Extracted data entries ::
------------------------------------------------------------------------

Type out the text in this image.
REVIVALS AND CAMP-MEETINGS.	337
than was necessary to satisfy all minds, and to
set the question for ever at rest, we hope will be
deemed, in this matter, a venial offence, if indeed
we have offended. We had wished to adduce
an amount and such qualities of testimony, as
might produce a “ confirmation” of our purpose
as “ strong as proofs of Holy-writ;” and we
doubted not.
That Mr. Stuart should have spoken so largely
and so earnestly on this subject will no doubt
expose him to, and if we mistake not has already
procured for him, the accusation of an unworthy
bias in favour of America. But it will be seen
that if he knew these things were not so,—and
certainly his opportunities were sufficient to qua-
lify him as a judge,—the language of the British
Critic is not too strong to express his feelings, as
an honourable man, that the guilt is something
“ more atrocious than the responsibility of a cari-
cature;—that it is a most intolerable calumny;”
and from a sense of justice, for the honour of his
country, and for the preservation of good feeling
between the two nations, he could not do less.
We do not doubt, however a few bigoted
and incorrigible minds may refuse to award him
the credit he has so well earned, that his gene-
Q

------------------------------------------------------------------------

Do this ::
Emit the records above again, exactly, with no line skipped.

The reply ::
Type out the text in this image.
REVIVALS AND CAMP-MEETINGS.	337
than was necessary to satisfy all minds, and to
set the question for ever at rest, we hope will be
deemed, in this matter, a venial offence, if indeed
we have offended. We had wished to adduce
an amount and such qualities of testimony, as
might produce a “ confirmation” of our purpose
as “ strong as proofs of Holy-writ;” and we
doubted not.
That Mr. Stuart should have spoken so largely
and so earnestly on this subject will no doubt
expose him to, and if we mistake not has already
procured for him, the accusation of an unworthy
bias in favour of America. But it will be seen
that if he knew these things were not so,—and
certainly his opportunities were sufficient to qua-
lify him as a judge,—the language of the British
Critic is not too strong to express his feelings, as
an honourable man, that the guilt is something
“ more atrocious than the responsibility of a cari-
cature;—that it is a most intolerable calumny;”
and from a sense of justice, for the honour of his
country, and for the preservation of good feeling
between the two nations, he could not do less.
We do not doubt, however a few bigoted
and incorrigible minds may refuse to award him
the credit he has so well earned, that his gene-
Q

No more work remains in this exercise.